#### Figure record listings:
*****

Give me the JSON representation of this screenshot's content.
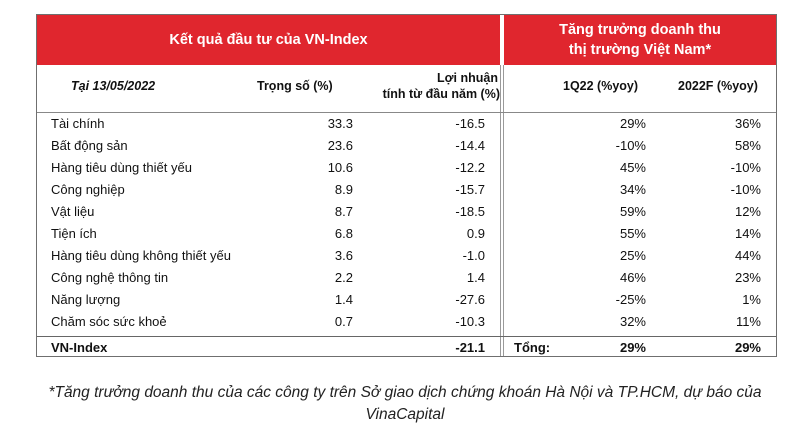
{
  "header": {
    "left_title": "Kết quả đầu tư của VN-Index",
    "right_title_line1": "Tăng trưởng doanh thu",
    "right_title_line2": "thị trường Việt Nam*"
  },
  "columns": {
    "date": "Tại 13/05/2022",
    "weight": "Trọng số (%)",
    "profit_line1": "Lợi nhuận",
    "profit_line2": "tính từ đầu năm (%)",
    "q1": "1Q22 (%yoy)",
    "forecast": "2022F (%yoy)"
  },
  "rows": [
    {
      "name": "Tài chính",
      "weight": "33.3",
      "profit": "-16.5",
      "q1": "29%",
      "forecast": "36%"
    },
    {
      "name": "Bất động sản",
      "weight": "23.6",
      "profit": "-14.4",
      "q1": "-10%",
      "forecast": "58%"
    },
    {
      "name": "Hàng tiêu dùng thiết yếu",
      "weight": "10.6",
      "profit": "-12.2",
      "q1": "45%",
      "forecast": "-10%"
    },
    {
      "name": "Công nghiệp",
      "weight": "8.9",
      "profit": "-15.7",
      "q1": "34%",
      "forecast": "-10%"
    },
    {
      "name": "Vật liệu",
      "weight": "8.7",
      "profit": "-18.5",
      "q1": "59%",
      "forecast": "12%"
    },
    {
      "name": "Tiện ích",
      "weight": "6.8",
      "profit": "0.9",
      "q1": "55%",
      "forecast": "14%"
    },
    {
      "name": "Hàng tiêu dùng không thiết yếu",
      "weight": "3.6",
      "profit": "-1.0",
      "q1": "25%",
      "forecast": "44%"
    },
    {
      "name": "Công nghệ thông tin",
      "weight": "2.2",
      "profit": "1.4",
      "q1": "46%",
      "forecast": "23%"
    },
    {
      "name": "Năng lượng",
      "weight": "1.4",
      "profit": "-27.6",
      "q1": "-25%",
      "forecast": "1%"
    },
    {
      "name": "Chăm sóc sức khoẻ",
      "weight": "0.7",
      "profit": "-10.3",
      "q1": "32%",
      "forecast": "11%"
    }
  ],
  "total": {
    "name": "VN-Index",
    "profit": "-21.1",
    "label": "Tổng:",
    "q1": "29%",
    "forecast": "29%"
  },
  "footnote_line1": "*Tăng trưởng doanh thu của các công ty trên Sở giao dịch chứng khoán Hà Nội và TP.HCM, dự báo của",
  "footnote_line2": "VinaCapital",
  "colors": {
    "header_bg": "#e0262e",
    "header_text": "#ffffff"
  }
}
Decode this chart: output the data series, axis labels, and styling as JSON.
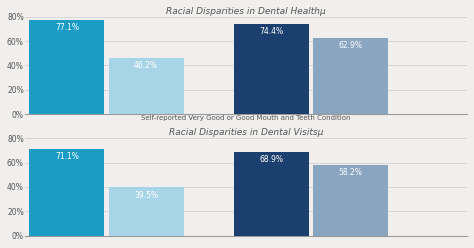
{
  "chart1": {
    "title": "Racial Disparities in Dental Healthµ",
    "title_display": "Racial Disparities in Dental Healthµ",
    "values": [
      77.1,
      46.2,
      74.4,
      62.9
    ],
    "labels": [
      "77.1%",
      "46.2%",
      "74.4%",
      "62.9%"
    ],
    "colors": [
      "#1b9cc4",
      "#a8d4e8",
      "#1b3f6e",
      "#8aa5bf"
    ],
    "xlabel": "Self-reported Very Good or Good Mouth and Teeth Condition",
    "ylim": [
      0,
      80
    ],
    "yticks": [
      0,
      20,
      40,
      60,
      80
    ],
    "ytick_labels": [
      "0%",
      "20%",
      "40%",
      "60%",
      "80%"
    ]
  },
  "chart2": {
    "title": "Racial Disparities in Dental Visitsµ",
    "values": [
      71.1,
      39.5,
      68.9,
      58.2
    ],
    "labels": [
      "71.1%",
      "39.5%",
      "68.9%",
      "58.2%"
    ],
    "colors": [
      "#1b9cc4",
      "#a8d4e8",
      "#1b3f6e",
      "#8aa5bf"
    ],
    "xlabel": "",
    "ylim": [
      0,
      80
    ],
    "yticks": [
      0,
      20,
      40,
      60,
      80
    ],
    "ytick_labels": [
      "0%",
      "20%",
      "40%",
      "60%",
      "80%"
    ]
  },
  "background_color": "#f0efee",
  "text_color": "#555555",
  "title_fontsize": 6.5,
  "label_fontsize": 5.5,
  "tick_fontsize": 5.5,
  "xlabel_fontsize": 5.0
}
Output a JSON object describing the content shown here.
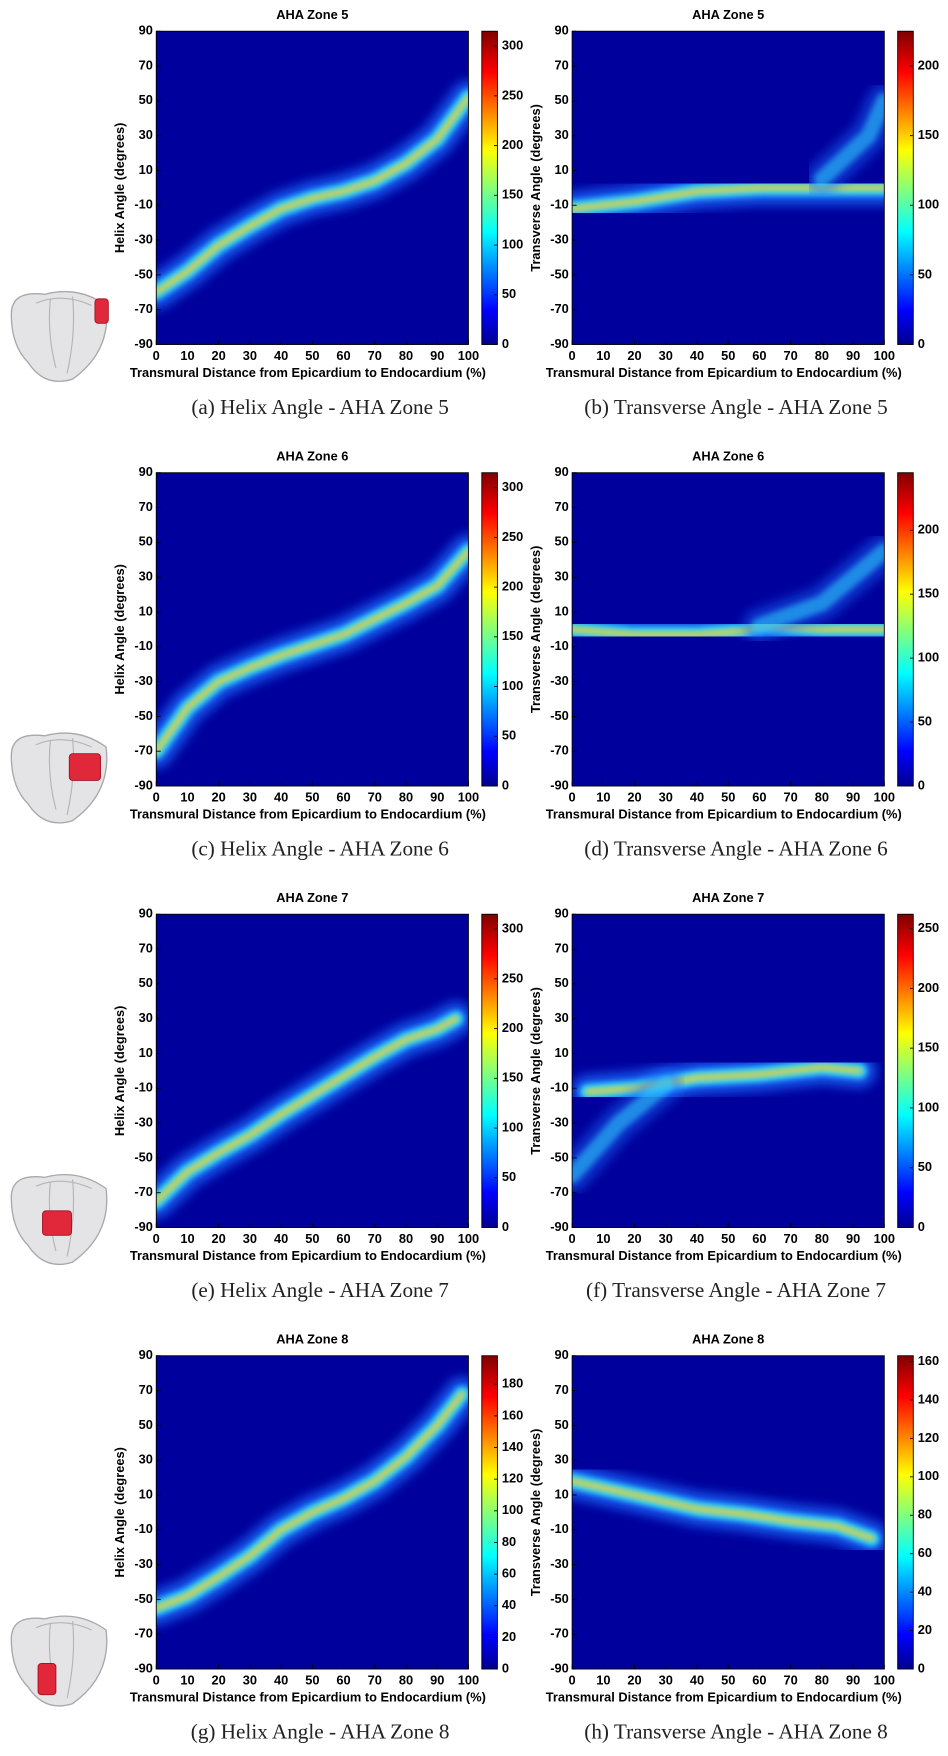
{
  "chart_data": [
    {
      "type": "heatmap",
      "title": "AHA Zone 5",
      "xlabel": "Transmural Distance from Epicardium to Endocardium (%)",
      "ylabel": "Helix Angle (degrees)",
      "caption": "(a) Helix Angle - AHA Zone 5",
      "xlim": [
        0,
        100
      ],
      "xticks": [
        0,
        10,
        20,
        30,
        40,
        50,
        60,
        70,
        80,
        90,
        100
      ],
      "ylim": [
        -90,
        90
      ],
      "yticks": [
        -90,
        -70,
        -50,
        -30,
        -10,
        10,
        30,
        50,
        70,
        90
      ],
      "colorbar": {
        "clim": [
          0,
          315
        ],
        "ticks": [
          0,
          50,
          100,
          150,
          200,
          250,
          300
        ]
      }
    },
    {
      "type": "heatmap",
      "title": "AHA Zone 5",
      "xlabel": "Transmural Distance from Epicardium to Endocardium (%)",
      "ylabel": "Transverse Angle (degrees)",
      "caption": "(b) Transverse Angle - AHA Zone 5",
      "xlim": [
        0,
        100
      ],
      "xticks": [
        0,
        10,
        20,
        30,
        40,
        50,
        60,
        70,
        80,
        90,
        100
      ],
      "ylim": [
        -90,
        90
      ],
      "yticks": [
        -90,
        -70,
        -50,
        -30,
        -10,
        10,
        30,
        50,
        70,
        90
      ],
      "colorbar": {
        "clim": [
          0,
          225
        ],
        "ticks": [
          0,
          50,
          100,
          150,
          200
        ]
      }
    },
    {
      "type": "heatmap",
      "title": "AHA Zone 6",
      "xlabel": "Transmural Distance from Epicardium to Endocardium (%)",
      "ylabel": "Helix Angle (degrees)",
      "caption": "(c) Helix Angle - AHA Zone 6",
      "xlim": [
        0,
        100
      ],
      "xticks": [
        0,
        10,
        20,
        30,
        40,
        50,
        60,
        70,
        80,
        90,
        100
      ],
      "ylim": [
        -90,
        90
      ],
      "yticks": [
        -90,
        -70,
        -50,
        -30,
        -10,
        10,
        30,
        50,
        70,
        90
      ],
      "colorbar": {
        "clim": [
          0,
          315
        ],
        "ticks": [
          0,
          50,
          100,
          150,
          200,
          250,
          300
        ]
      }
    },
    {
      "type": "heatmap",
      "title": "AHA Zone 6",
      "xlabel": "Transmural Distance from Epicardium to Endocardium (%)",
      "ylabel": "Transverse Angle (degrees)",
      "caption": "(d) Transverse Angle - AHA Zone 6",
      "xlim": [
        0,
        100
      ],
      "xticks": [
        0,
        10,
        20,
        30,
        40,
        50,
        60,
        70,
        80,
        90,
        100
      ],
      "ylim": [
        -90,
        90
      ],
      "yticks": [
        -90,
        -70,
        -50,
        -30,
        -10,
        10,
        30,
        50,
        70,
        90
      ],
      "colorbar": {
        "clim": [
          0,
          245
        ],
        "ticks": [
          0,
          50,
          100,
          150,
          200
        ]
      }
    },
    {
      "type": "heatmap",
      "title": "AHA Zone 7",
      "xlabel": "Transmural Distance from Epicardium to Endocardium (%)",
      "ylabel": "Helix Angle (degrees)",
      "caption": "(e) Helix Angle - AHA Zone 7",
      "xlim": [
        0,
        100
      ],
      "xticks": [
        0,
        10,
        20,
        30,
        40,
        50,
        60,
        70,
        80,
        90,
        100
      ],
      "ylim": [
        -90,
        90
      ],
      "yticks": [
        -90,
        -70,
        -50,
        -30,
        -10,
        10,
        30,
        50,
        70,
        90
      ],
      "colorbar": {
        "clim": [
          0,
          315
        ],
        "ticks": [
          0,
          50,
          100,
          150,
          200,
          250,
          300
        ]
      }
    },
    {
      "type": "heatmap",
      "title": "AHA Zone 7",
      "xlabel": "Transmural Distance from Epicardium to Endocardium (%)",
      "ylabel": "Transverse Angle (degrees)",
      "caption": "(f) Transverse Angle - AHA Zone 7",
      "xlim": [
        0,
        100
      ],
      "xticks": [
        0,
        10,
        20,
        30,
        40,
        50,
        60,
        70,
        80,
        90,
        100
      ],
      "ylim": [
        -90,
        90
      ],
      "yticks": [
        -90,
        -70,
        -50,
        -30,
        -10,
        10,
        30,
        50,
        70,
        90
      ],
      "colorbar": {
        "clim": [
          0,
          262
        ],
        "ticks": [
          0,
          50,
          100,
          150,
          200,
          250
        ]
      }
    },
    {
      "type": "heatmap",
      "title": "AHA Zone 8",
      "xlabel": "Transmural Distance from Epicardium to Endocardium (%)",
      "ylabel": "Helix Angle (degrees)",
      "caption": "(g) Helix Angle - AHA Zone 8",
      "xlim": [
        0,
        100
      ],
      "xticks": [
        0,
        10,
        20,
        30,
        40,
        50,
        60,
        70,
        80,
        90,
        100
      ],
      "ylim": [
        -90,
        90
      ],
      "yticks": [
        -90,
        -70,
        -50,
        -30,
        -10,
        10,
        30,
        50,
        70,
        90
      ],
      "colorbar": {
        "clim": [
          0,
          198
        ],
        "ticks": [
          0,
          20,
          40,
          60,
          80,
          100,
          120,
          140,
          160,
          180
        ]
      }
    },
    {
      "type": "heatmap",
      "title": "AHA Zone 8",
      "xlabel": "Transmural Distance from Epicardium to Endocardium (%)",
      "ylabel": "Transverse Angle (degrees)",
      "caption": "(h) Transverse Angle - AHA Zone 8",
      "xlim": [
        0,
        100
      ],
      "xticks": [
        0,
        10,
        20,
        30,
        40,
        50,
        60,
        70,
        80,
        90,
        100
      ],
      "ylim": [
        -90,
        90
      ],
      "yticks": [
        -90,
        -70,
        -50,
        -30,
        -10,
        10,
        30,
        50,
        70,
        90
      ],
      "colorbar": {
        "clim": [
          0,
          163
        ],
        "ticks": [
          0,
          20,
          40,
          60,
          80,
          100,
          120,
          140,
          160
        ]
      }
    }
  ]
}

*****

#### Problem to work on:
In the material above, find each line that contains the word "forecast", and select it.

#### Written response:
    "forecast": "2022F (%yoy)"
      "forecast": "36%"
      "forecast": "58%"
      "forecast": "-10%"
      "forecast": "-10%"
      "forecast": "12%"
      "forecast": "14%"
      "forecast": "44%"
      "forecast": "23%"
      "forecast": "1%"
      "forecast": "11%"
    "forecast": "29%"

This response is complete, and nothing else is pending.